TASK: Copy the listing verbatim, excluding any images found in it.

DATASET ENTRIES:
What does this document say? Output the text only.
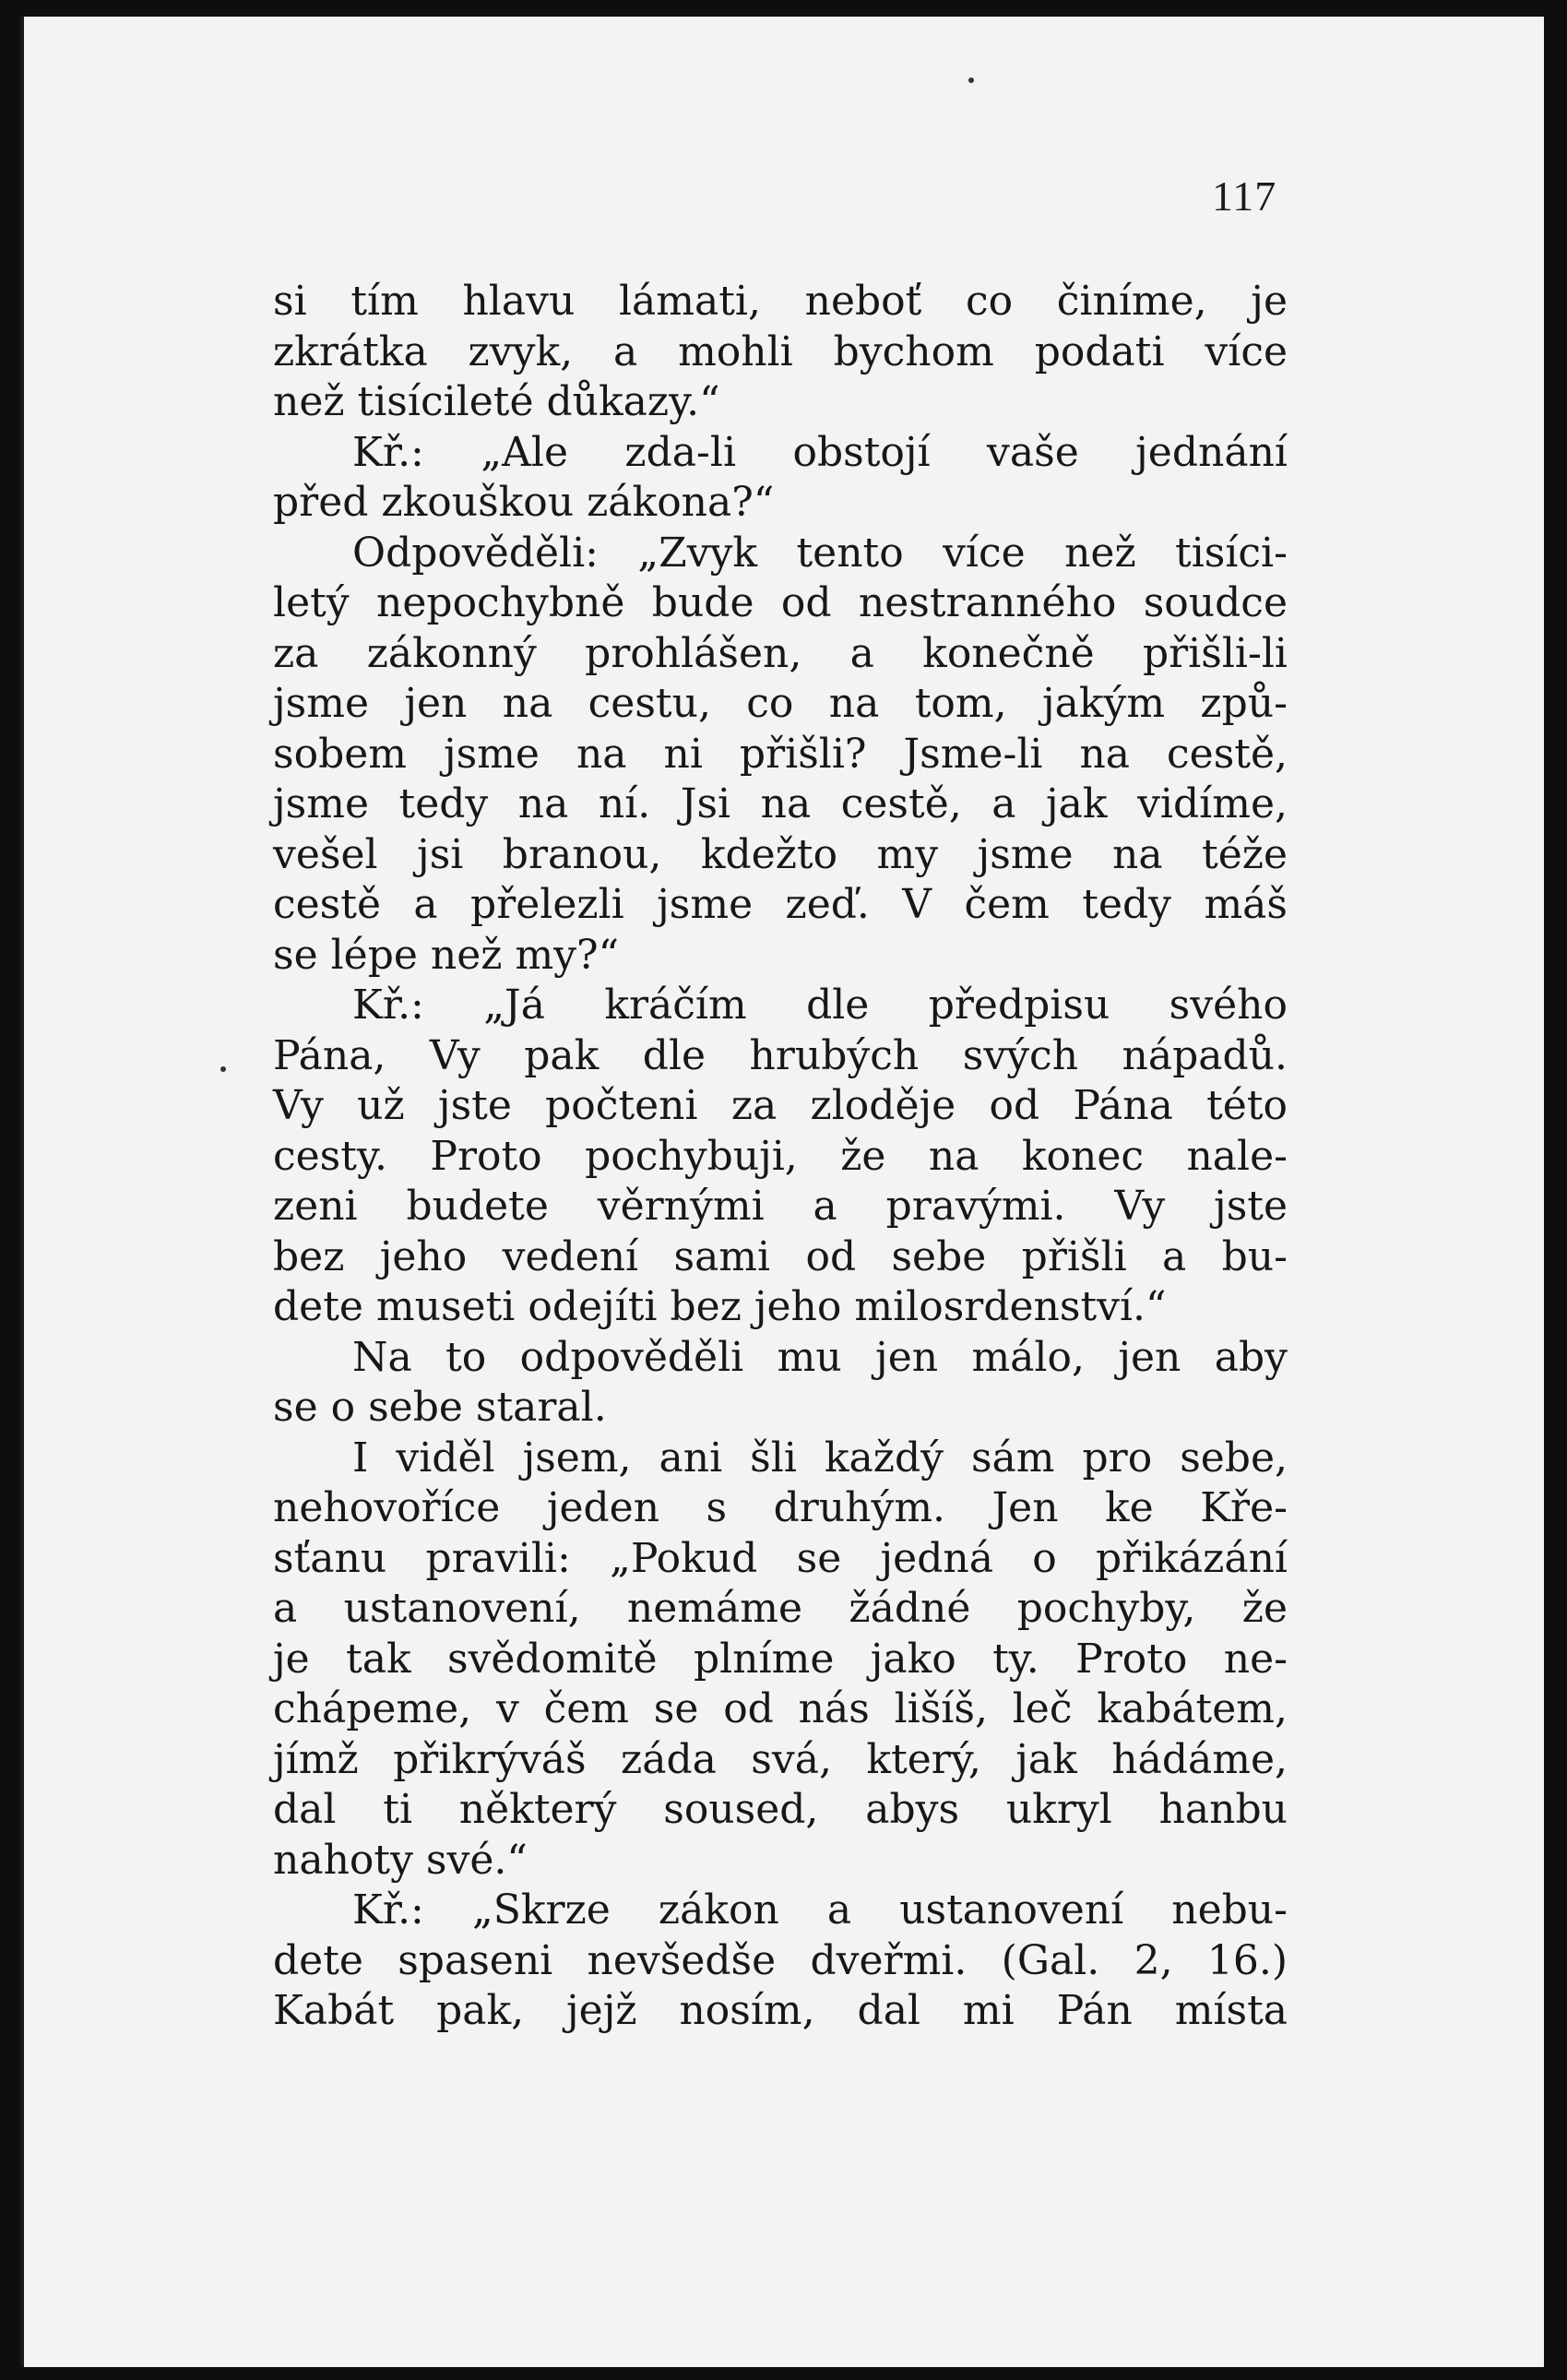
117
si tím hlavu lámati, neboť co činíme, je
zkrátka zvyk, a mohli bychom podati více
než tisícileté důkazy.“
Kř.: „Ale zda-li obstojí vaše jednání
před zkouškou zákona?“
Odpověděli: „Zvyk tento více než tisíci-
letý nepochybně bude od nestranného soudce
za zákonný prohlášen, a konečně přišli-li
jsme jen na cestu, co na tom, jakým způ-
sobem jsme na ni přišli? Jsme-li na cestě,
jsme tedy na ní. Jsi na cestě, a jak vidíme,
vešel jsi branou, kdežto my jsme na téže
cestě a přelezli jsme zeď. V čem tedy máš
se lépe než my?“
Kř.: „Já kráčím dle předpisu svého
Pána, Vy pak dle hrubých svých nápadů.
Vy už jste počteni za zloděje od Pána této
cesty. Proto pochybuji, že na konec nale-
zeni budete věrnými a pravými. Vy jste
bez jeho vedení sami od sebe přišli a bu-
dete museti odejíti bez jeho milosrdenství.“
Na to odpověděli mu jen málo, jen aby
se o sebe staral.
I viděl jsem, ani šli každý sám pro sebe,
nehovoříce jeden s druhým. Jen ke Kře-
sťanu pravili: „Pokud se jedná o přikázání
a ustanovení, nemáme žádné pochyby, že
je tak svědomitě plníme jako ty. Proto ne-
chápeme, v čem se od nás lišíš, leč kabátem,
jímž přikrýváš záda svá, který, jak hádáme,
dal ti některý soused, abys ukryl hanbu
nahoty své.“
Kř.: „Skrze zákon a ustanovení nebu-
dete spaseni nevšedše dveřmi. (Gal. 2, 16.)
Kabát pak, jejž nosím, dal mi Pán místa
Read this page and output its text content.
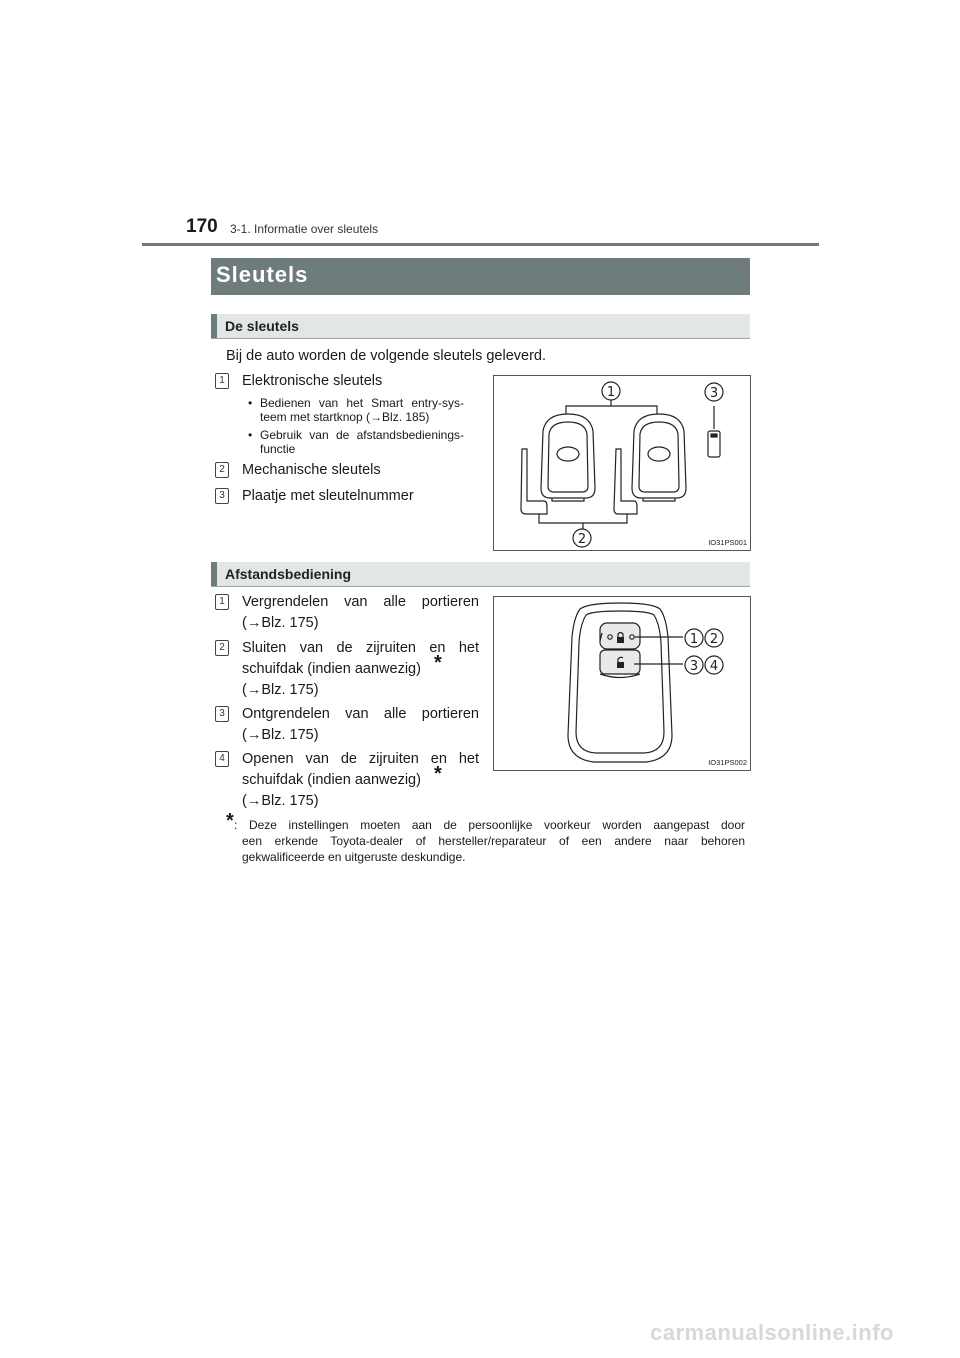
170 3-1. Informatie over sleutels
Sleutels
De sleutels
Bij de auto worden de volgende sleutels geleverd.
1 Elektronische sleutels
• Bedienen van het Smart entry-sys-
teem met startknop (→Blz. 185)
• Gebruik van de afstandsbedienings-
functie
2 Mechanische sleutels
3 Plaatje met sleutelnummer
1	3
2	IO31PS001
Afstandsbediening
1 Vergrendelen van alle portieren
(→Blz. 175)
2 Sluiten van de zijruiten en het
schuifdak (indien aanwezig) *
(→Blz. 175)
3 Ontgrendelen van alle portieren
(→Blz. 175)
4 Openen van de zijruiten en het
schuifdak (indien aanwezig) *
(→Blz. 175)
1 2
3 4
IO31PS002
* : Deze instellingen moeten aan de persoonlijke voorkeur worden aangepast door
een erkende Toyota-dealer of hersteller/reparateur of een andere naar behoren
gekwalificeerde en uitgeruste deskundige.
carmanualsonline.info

EXERCISE SOLUTION:
What does this document say? Output the text only.
117
si tím hlavu lámati, neboť co činíme, je
zkrátka zvyk, a mohli bychom podati více
než tisícileté důkazy.“
Kř.: „Ale zda-li obstojí vaše jednání
před zkouškou zákona?“
Odpověděli: „Zvyk tento více než tisíci-
letý nepochybně bude od nestranného soudce
za zákonný prohlášen, a konečně přišli-li
jsme jen na cestu, co na tom, jakým způ-
sobem jsme na ni přišli? Jsme-li na cestě,
jsme tedy na ní. Jsi na cestě, a jak vidíme,
vešel jsi branou, kdežto my jsme na téže
cestě a přelezli jsme zeď. V čem tedy máš
se lépe než my?“
Kř.: „Já kráčím dle předpisu svého
Pána, Vy pak dle hrubých svých nápadů.
Vy už jste počteni za zloděje od Pána této
cesty. Proto pochybuji, že na konec nale-
zeni budete věrnými a pravými. Vy jste
bez jeho vedení sami od sebe přišli a bu-
dete museti odejíti bez jeho milosrdenství.“
Na to odpověděli mu jen málo, jen aby
se o sebe staral.
I viděl jsem, ani šli každý sám pro sebe,
nehovoříce jeden s druhým. Jen ke Kře-
sťanu pravili: „Pokud se jedná o přikázání
a ustanovení, nemáme žádné pochyby, že
je tak svědomitě plníme jako ty. Proto ne-
chápeme, v čem se od nás lišíš, leč kabátem,
jímž přikrýváš záda svá, který, jak hádáme,
dal ti některý soused, abys ukryl hanbu
nahoty své.“
Kř.: „Skrze zákon a ustanovení nebu-
dete spaseni nevšedše dveřmi. (Gal. 2, 16.)
Kabát pak, jejž nosím, dal mi Pán místa
Read this page and output its text content.
170 3-1. Informatie over sleutels
Sleutels
De sleutels
Bij de auto worden de volgende sleutels geleverd.
1 Elektronische sleutels
• Bedienen van het Smart entry-sys-
teem met startknop (→Blz. 185)
• Gebruik van de afstandsbedienings-
functie
2 Mechanische sleutels
3 Plaatje met sleutelnummer
1	3
2	IO31PS001
Afstandsbediening
1 Vergrendelen van alle portieren
(→Blz. 175)
2 Sluiten van de zijruiten en het
schuifdak (indien aanwezig) *
(→Blz. 175)
3 Ontgrendelen van alle portieren
(→Blz. 175)
4 Openen van de zijruiten en het
schuifdak (indien aanwezig) *
(→Blz. 175)
1 2
3 4
IO31PS002
* : Deze instellingen moeten aan de persoonlijke voorkeur worden aangepast door
een erkende Toyota-dealer of hersteller/reparateur of een andere naar behoren
gekwalificeerde en uitgeruste deskundige.
carmanualsonline.info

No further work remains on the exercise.